━━ EXERCISE MATERIALS ━━
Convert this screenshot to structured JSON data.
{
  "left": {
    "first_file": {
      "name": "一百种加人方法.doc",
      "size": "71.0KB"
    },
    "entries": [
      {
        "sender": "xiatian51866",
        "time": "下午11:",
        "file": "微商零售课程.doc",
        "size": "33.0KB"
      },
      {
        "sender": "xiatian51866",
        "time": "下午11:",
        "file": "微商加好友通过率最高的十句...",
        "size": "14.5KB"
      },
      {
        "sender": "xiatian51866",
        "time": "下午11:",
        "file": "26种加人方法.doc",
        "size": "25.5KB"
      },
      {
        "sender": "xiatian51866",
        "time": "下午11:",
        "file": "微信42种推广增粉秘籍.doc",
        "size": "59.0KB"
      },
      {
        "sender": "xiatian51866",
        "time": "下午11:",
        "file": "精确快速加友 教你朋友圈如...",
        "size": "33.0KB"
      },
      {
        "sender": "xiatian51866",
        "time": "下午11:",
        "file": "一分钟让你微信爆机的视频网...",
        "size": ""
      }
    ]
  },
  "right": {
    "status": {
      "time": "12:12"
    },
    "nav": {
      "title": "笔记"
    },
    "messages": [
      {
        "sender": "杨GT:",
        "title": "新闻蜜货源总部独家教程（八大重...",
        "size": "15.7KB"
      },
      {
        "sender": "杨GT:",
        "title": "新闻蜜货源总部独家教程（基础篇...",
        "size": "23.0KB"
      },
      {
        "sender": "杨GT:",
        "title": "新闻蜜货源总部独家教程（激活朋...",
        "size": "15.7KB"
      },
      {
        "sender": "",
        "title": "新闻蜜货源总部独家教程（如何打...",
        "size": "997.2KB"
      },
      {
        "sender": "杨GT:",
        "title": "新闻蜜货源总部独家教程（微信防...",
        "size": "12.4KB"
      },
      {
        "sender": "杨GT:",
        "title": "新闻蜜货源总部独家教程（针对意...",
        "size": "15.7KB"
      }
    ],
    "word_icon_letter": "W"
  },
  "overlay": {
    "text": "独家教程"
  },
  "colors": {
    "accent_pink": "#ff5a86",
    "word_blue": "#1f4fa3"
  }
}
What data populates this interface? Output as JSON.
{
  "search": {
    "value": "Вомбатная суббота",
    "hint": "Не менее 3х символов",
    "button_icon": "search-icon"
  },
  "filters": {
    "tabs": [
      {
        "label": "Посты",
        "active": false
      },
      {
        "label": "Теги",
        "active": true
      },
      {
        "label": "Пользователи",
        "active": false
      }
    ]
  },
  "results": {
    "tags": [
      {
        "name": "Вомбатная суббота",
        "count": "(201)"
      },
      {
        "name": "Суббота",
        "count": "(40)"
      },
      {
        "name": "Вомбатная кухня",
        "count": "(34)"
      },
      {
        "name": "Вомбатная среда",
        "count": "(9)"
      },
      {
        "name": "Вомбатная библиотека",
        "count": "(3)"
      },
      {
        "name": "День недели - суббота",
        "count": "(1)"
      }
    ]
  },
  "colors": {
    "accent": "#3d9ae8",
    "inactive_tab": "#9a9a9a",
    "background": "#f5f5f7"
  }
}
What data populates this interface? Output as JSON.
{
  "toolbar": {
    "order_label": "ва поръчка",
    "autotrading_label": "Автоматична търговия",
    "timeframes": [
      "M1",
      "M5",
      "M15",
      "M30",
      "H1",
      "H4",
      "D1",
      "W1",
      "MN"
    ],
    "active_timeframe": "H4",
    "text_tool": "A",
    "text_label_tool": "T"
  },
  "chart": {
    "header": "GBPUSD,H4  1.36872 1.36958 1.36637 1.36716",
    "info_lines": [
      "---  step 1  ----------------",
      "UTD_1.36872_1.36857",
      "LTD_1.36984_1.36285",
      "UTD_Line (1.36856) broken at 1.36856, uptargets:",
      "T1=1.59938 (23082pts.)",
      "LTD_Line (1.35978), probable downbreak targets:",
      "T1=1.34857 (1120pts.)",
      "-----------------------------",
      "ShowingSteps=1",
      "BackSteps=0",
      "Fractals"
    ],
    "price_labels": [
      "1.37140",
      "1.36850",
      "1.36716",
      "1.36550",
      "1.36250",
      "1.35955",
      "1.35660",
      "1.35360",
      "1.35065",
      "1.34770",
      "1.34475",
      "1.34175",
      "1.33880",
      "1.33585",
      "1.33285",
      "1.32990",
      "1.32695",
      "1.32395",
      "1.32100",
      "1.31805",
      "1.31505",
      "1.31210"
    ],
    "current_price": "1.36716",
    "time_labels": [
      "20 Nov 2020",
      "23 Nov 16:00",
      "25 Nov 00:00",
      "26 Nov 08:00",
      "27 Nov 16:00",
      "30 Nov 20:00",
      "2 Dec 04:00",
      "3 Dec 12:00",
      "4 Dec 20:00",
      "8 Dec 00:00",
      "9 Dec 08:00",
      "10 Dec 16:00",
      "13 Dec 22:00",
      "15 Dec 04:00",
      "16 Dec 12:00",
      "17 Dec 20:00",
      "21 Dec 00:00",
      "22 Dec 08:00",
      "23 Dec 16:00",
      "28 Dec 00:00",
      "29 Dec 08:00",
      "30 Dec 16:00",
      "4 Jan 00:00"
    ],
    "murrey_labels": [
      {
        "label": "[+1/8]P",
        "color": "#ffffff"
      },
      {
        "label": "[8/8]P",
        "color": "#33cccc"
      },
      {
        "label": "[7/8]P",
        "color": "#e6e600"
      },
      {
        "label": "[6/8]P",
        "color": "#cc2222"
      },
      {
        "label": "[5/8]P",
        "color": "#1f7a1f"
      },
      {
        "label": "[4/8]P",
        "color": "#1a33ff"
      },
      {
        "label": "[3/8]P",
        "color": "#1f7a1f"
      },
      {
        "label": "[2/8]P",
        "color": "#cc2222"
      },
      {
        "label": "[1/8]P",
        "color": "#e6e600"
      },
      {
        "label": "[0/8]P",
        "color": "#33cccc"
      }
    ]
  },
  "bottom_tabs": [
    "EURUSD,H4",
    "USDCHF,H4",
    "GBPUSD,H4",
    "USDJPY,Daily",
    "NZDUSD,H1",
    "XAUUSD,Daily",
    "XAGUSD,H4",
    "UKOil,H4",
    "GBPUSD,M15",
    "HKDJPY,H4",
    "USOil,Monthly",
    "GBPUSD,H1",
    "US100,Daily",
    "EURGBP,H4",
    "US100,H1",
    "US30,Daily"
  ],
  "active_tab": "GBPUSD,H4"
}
━━━
● **PROBLEM REQUIREMENTS**
Using the material above, print every entry exactly as written.

● **COMPLETED EXERCISE**
Convert this screenshot to structured JSON data.
{
  "left": {
    "first_file": {
      "name": "一百种加人方法.doc",
      "size": "71.0KB"
    },
    "entries": [
      {
        "sender": "xiatian51866",
        "time": "下午11:",
        "file": "微商零售课程.doc",
        "size": "33.0KB"
      },
      {
        "sender": "xiatian51866",
        "time": "下午11:",
        "file": "微商加好友通过率最高的十句...",
        "size": "14.5KB"
      },
      {
        "sender": "xiatian51866",
        "time": "下午11:",
        "file": "26种加人方法.doc",
        "size": "25.5KB"
      },
      {
        "sender": "xiatian51866",
        "time": "下午11:",
        "file": "微信42种推广增粉秘籍.doc",
        "size": "59.0KB"
      },
      {
        "sender": "xiatian51866",
        "time": "下午11:",
        "file": "精确快速加友 教你朋友圈如...",
        "size": "33.0KB"
      },
      {
        "sender": "xiatian51866",
        "time": "下午11:",
        "file": "一分钟让你微信爆机的视频网...",
        "size": ""
      }
    ]
  },
  "right": {
    "status": {
      "time": "12:12"
    },
    "nav": {
      "title": "笔记"
    },
    "messages": [
      {
        "sender": "杨GT:",
        "title": "新闻蜜货源总部独家教程（八大重...",
        "size": "15.7KB"
      },
      {
        "sender": "杨GT:",
        "title": "新闻蜜货源总部独家教程（基础篇...",
        "size": "23.0KB"
      },
      {
        "sender": "杨GT:",
        "title": "新闻蜜货源总部独家教程（激活朋...",
        "size": "15.7KB"
      },
      {
        "sender": "",
        "title": "新闻蜜货源总部独家教程（如何打...",
        "size": "997.2KB"
      },
      {
        "sender": "杨GT:",
        "title": "新闻蜜货源总部独家教程（微信防...",
        "size": "12.4KB"
      },
      {
        "sender": "杨GT:",
        "title": "新闻蜜货源总部独家教程（针对意...",
        "size": "15.7KB"
      }
    ],
    "word_icon_letter": "W"
  },
  "overlay": {
    "text": "独家教程"
  },
  "colors": {
    "accent_pink": "#ff5a86",
    "word_blue": "#1f4fa3"
  }
}
What data populates this interface? Output as JSON.
{
  "search": {
    "value": "Вомбатная суббота",
    "hint": "Не менее 3х символов",
    "button_icon": "search-icon"
  },
  "filters": {
    "tabs": [
      {
        "label": "Посты",
        "active": false
      },
      {
        "label": "Теги",
        "active": true
      },
      {
        "label": "Пользователи",
        "active": false
      }
    ]
  },
  "results": {
    "tags": [
      {
        "name": "Вомбатная суббота",
        "count": "(201)"
      },
      {
        "name": "Суббота",
        "count": "(40)"
      },
      {
        "name": "Вомбатная кухня",
        "count": "(34)"
      },
      {
        "name": "Вомбатная среда",
        "count": "(9)"
      },
      {
        "name": "Вомбатная библиотека",
        "count": "(3)"
      },
      {
        "name": "День недели - суббота",
        "count": "(1)"
      }
    ]
  },
  "colors": {
    "accent": "#3d9ae8",
    "inactive_tab": "#9a9a9a",
    "background": "#f5f5f7"
  }
}
What data populates this interface? Output as JSON.
{
  "toolbar": {
    "order_label": "ва поръчка",
    "autotrading_label": "Автоматична търговия",
    "timeframes": [
      "M1",
      "M5",
      "M15",
      "M30",
      "H1",
      "H4",
      "D1",
      "W1",
      "MN"
    ],
    "active_timeframe": "H4",
    "text_tool": "A",
    "text_label_tool": "T"
  },
  "chart": {
    "header": "GBPUSD,H4  1.36872 1.36958 1.36637 1.36716",
    "info_lines": [
      "---  step 1  ----------------",
      "UTD_1.36872_1.36857",
      "LTD_1.36984_1.36285",
      "UTD_Line (1.36856) broken at 1.36856, uptargets:",
      "T1=1.59938 (23082pts.)",
      "LTD_Line (1.35978), probable downbreak targets:",
      "T1=1.34857 (1120pts.)",
      "-----------------------------",
      "ShowingSteps=1",
      "BackSteps=0",
      "Fractals"
    ],
    "price_labels": [
      "1.37140",
      "1.36850",
      "1.36716",
      "1.36550",
      "1.36250",
      "1.35955",
      "1.35660",
      "1.35360",
      "1.35065",
      "1.34770",
      "1.34475",
      "1.34175",
      "1.33880",
      "1.33585",
      "1.33285",
      "1.32990",
      "1.32695",
      "1.32395",
      "1.32100",
      "1.31805",
      "1.31505",
      "1.31210"
    ],
    "current_price": "1.36716",
    "time_labels": [
      "20 Nov 2020",
      "23 Nov 16:00",
      "25 Nov 00:00",
      "26 Nov 08:00",
      "27 Nov 16:00",
      "30 Nov 20:00",
      "2 Dec 04:00",
      "3 Dec 12:00",
      "4 Dec 20:00",
      "8 Dec 00:00",
      "9 Dec 08:00",
      "10 Dec 16:00",
      "13 Dec 22:00",
      "15 Dec 04:00",
      "16 Dec 12:00",
      "17 Dec 20:00",
      "21 Dec 00:00",
      "22 Dec 08:00",
      "23 Dec 16:00",
      "28 Dec 00:00",
      "29 Dec 08:00",
      "30 Dec 16:00",
      "4 Jan 00:00"
    ],
    "murrey_labels": [
      {
        "label": "[+1/8]P",
        "color": "#ffffff"
      },
      {
        "label": "[8/8]P",
        "color": "#33cccc"
      },
      {
        "label": "[7/8]P",
        "color": "#e6e600"
      },
      {
        "label": "[6/8]P",
        "color": "#cc2222"
      },
      {
        "label": "[5/8]P",
        "color": "#1f7a1f"
      },
      {
        "label": "[4/8]P",
        "color": "#1a33ff"
      },
      {
        "label": "[3/8]P",
        "color": "#1f7a1f"
      },
      {
        "label": "[2/8]P",
        "color": "#cc2222"
      },
      {
        "label": "[1/8]P",
        "color": "#e6e600"
      },
      {
        "label": "[0/8]P",
        "color": "#33cccc"
      }
    ]
  },
  "bottom_tabs": [
    "EURUSD,H4",
    "USDCHF,H4",
    "GBPUSD,H4",
    "USDJPY,Daily",
    "NZDUSD,H1",
    "XAUUSD,Daily",
    "XAGUSD,H4",
    "UKOil,H4",
    "GBPUSD,M15",
    "HKDJPY,H4",
    "USOil,Monthly",
    "GBPUSD,H1",
    "US100,Daily",
    "EURGBP,H4",
    "US100,H1",
    "US30,Daily"
  ],
  "active_tab": "GBPUSD,H4"
}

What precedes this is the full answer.